- **CHALLENGES**
A - In the hypertext panel description, what was the Aquanet system named after?
B - Reproduce, word for word, the stretch of the hypertext panel description from "To make the" through "Web, not less.".

Hypertext researchers complain that the Web incorporates a very rudimentary implementation of hypertext. Hypertext research has been on-going since the late 1950s with the first major research systems developed in the early 1960s. Yet the Web seems to have ignored most of the lessons learned by the hypertext research community. The Web community claims that the field is still open wide, and invites the hypertext community to participate, both by leading with examples on the Web and joining standards organizations.
This panel explores the role, hype, promise and future for hypertext in Web environments in a provocative and lively manner.
The moderator will begin the panel by briefly reviewing the kinds of hypermedia features often not supported in Web environments.
Biographical information: Michael Bieber is Assistant Professor of Information Systems in the Computer and Information Science Department at the New Jersey Institute of Technology, where he also teaches in the distance learning program. He is an Associate Director of the Electronic Enterprise Architecture and Design program. He holds a Ph.D. in Decision Sciences from the University of Pennsylvania. Dr. Bieber has been performing hypermedia research since 1987, when he embarked on a research path in automating hypermedia support for analytical information systems. Dr. Bieber is active in the hypertext community, co-organizing conference minitracks and co-editing special journal issues concerning hypermedia approaches to information systems. He has published many articles in this and other areas. He recently was treasurer of ACM SIGLINK, the ACM's special interest group on hypermedia.
Cathy Marshall: Participation. It's key to why hypertext matters to the Web. The vision of hypertext and of the Web is as a collaborative, participatory medium, not just a cross-platform delivery vehicle for applications and information resources. Ideally then, Web growth relies on building on the work of others, not just creating new content and applications from scratch. The Web affords a variety of roles beyond a simple model of content and application producers and consumers; hypertext can support these more complex, more highly collaborative activities.
To make the Web fully participatory, we need richer, more natural modes of linking, gathering, organizing, annotating, interpreting, and publishing. Link services, spatial hypertext, and hypertext-based annotation and metadata services will all enhance the utility and tractability of the Web. In short, we need more hypertext on the Web, not less.
Biographical information: Cathy Marshall is a Member of the Research Staff at the Xerox Palo Alto Research Center, and an active participant in the international Hypertext, Digital Libraries, and WWW research communities. She has led a series of projects in the areas of spatial hypertext, collaborative narrative, annotation, and metadata including two system development efforts, Aquanet (named after the super-hold hairspray) and VIKI. Earlier, she was a member of the NoteCards project, an early-80s implementation of hypertext. She often lingers in the shadowy interstices between disciplines, working with ethnographers, designers, and artists, as well as her fellow computer scientists. She retains a research faculty affiliation with the Center for the Study of Digital Libraries at Texas A&M University.
Don Retallack: Hypertext WAS but no longer is very important to the World Wide Web. Initially, people found it cool to just click on a piece of hypertext to find what they wanted or to find something new. This was "information access" and it was new and exciting.

- **Source data**
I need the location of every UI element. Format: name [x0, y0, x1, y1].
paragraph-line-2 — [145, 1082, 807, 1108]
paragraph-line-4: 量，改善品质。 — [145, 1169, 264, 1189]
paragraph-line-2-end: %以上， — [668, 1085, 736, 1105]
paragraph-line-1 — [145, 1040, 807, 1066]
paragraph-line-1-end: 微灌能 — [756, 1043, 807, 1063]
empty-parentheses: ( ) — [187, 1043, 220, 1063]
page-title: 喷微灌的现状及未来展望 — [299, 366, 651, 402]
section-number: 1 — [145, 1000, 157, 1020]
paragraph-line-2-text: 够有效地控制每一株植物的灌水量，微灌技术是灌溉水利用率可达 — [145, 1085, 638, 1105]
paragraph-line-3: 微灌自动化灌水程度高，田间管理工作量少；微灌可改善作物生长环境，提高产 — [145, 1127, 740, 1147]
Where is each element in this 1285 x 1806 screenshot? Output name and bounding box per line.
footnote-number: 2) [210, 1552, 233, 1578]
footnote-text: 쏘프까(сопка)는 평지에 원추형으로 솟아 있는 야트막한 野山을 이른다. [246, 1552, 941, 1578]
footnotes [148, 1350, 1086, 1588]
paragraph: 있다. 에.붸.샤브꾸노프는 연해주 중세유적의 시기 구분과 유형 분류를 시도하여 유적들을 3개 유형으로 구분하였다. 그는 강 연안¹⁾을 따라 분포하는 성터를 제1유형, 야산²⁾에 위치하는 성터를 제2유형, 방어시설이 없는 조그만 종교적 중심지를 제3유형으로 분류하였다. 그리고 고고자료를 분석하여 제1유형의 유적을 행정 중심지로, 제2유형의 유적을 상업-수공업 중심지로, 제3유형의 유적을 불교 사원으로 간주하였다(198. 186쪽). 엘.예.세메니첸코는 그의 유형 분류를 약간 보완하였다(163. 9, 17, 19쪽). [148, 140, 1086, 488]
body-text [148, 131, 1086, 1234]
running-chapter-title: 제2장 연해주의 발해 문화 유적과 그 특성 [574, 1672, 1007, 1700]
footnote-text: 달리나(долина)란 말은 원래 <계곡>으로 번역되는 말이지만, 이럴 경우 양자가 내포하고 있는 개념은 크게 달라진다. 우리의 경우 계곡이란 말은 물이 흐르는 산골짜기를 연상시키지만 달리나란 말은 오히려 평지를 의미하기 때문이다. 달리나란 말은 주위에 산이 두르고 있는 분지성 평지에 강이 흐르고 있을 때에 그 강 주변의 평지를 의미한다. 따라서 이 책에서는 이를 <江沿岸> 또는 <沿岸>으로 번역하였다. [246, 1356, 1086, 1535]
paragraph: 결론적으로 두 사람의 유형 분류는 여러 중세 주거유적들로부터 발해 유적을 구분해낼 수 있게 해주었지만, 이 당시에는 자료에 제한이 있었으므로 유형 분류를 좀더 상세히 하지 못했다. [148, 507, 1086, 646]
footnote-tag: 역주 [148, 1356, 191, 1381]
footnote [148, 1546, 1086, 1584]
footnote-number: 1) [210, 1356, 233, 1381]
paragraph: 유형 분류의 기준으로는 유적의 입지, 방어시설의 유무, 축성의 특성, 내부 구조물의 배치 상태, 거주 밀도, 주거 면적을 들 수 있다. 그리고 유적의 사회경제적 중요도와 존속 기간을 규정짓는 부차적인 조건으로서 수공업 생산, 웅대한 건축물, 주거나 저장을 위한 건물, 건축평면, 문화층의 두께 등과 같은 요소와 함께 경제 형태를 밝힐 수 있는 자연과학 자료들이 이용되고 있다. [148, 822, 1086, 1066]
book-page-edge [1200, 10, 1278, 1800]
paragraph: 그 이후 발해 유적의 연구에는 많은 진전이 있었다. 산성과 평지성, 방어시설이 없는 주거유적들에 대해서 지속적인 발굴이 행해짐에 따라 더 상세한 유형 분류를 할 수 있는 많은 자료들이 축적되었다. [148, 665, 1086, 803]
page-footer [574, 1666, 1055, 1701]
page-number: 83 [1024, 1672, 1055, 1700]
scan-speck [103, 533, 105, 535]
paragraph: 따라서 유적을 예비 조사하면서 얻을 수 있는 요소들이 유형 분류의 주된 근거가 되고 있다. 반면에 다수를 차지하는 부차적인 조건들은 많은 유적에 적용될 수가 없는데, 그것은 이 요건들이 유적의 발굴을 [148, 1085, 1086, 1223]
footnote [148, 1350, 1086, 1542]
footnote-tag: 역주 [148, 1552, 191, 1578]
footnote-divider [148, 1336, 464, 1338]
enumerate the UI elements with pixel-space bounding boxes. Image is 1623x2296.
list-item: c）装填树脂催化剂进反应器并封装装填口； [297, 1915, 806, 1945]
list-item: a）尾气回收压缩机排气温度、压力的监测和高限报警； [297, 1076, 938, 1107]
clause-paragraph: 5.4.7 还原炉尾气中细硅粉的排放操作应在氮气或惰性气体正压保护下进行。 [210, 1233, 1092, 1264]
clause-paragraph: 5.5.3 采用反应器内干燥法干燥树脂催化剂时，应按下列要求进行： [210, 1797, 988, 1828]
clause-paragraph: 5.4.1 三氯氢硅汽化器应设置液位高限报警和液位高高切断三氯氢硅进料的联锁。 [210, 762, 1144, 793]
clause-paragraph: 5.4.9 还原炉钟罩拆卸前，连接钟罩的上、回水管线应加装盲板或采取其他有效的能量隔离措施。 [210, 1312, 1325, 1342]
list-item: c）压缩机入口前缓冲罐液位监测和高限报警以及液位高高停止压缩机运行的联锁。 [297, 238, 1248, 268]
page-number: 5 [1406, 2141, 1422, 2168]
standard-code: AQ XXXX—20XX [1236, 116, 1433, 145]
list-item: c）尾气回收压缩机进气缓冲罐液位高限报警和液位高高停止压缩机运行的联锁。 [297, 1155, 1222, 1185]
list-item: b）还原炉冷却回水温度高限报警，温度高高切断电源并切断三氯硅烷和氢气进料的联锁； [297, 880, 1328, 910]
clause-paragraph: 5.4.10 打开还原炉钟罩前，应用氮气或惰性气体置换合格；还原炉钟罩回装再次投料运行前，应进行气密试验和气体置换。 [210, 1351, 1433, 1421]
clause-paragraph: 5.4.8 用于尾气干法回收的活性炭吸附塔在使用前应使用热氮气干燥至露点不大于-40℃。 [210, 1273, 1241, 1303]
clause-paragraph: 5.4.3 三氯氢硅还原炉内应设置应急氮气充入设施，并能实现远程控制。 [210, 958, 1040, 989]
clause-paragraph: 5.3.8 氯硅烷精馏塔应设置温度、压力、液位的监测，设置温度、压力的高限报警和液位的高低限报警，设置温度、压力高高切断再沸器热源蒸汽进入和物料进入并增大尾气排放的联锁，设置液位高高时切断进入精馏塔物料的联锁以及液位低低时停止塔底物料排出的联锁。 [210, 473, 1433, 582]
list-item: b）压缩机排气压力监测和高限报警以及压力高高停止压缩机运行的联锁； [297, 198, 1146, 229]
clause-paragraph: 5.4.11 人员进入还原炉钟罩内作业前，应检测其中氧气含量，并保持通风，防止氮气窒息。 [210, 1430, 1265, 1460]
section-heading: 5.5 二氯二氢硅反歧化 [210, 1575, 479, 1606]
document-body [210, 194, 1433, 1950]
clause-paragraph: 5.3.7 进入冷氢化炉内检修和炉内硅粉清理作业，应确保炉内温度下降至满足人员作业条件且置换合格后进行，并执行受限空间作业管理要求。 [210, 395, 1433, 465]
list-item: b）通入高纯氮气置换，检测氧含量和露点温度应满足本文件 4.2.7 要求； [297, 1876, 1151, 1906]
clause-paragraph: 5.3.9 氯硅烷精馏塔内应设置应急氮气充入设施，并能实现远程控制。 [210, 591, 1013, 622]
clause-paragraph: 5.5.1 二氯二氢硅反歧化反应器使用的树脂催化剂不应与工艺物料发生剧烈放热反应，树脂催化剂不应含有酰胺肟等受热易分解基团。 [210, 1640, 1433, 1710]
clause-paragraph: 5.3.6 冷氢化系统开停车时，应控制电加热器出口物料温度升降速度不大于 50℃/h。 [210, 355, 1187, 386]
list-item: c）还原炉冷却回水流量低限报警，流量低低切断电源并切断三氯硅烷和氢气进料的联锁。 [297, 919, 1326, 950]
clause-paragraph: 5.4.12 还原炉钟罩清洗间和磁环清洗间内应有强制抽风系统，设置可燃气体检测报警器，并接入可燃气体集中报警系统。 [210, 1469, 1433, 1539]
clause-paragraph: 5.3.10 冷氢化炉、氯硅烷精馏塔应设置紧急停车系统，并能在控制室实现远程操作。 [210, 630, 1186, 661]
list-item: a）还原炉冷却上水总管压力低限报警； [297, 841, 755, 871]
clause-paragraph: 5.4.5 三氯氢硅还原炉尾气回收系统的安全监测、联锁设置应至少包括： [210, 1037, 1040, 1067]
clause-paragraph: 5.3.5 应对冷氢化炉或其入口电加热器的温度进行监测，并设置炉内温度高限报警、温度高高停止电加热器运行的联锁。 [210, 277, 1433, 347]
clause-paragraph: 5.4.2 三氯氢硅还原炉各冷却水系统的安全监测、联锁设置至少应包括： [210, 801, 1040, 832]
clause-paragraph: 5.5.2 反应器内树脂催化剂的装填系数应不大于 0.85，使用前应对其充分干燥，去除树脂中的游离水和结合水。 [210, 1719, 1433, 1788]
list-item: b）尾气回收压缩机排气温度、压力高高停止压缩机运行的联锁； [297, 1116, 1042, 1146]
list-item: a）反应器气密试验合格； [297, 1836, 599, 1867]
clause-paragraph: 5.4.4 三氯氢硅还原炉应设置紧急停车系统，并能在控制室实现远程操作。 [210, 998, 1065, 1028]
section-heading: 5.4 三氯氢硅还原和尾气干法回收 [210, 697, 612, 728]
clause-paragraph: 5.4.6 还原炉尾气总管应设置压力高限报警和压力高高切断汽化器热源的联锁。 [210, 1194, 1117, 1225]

- **THE RESPONSES**
A - Aquanet was named after the super-hold hairspray.

B -
To make the Web fully participatory, we need richer, more natural modes of linking, gathering, organizing, annotating, interpreting, and publishing. Link services, spatial hypertext, and hypertext-based annotation and metadata services will all enhance the utility and tractability of the Web. In short, we need more hypertext on the Web, not less.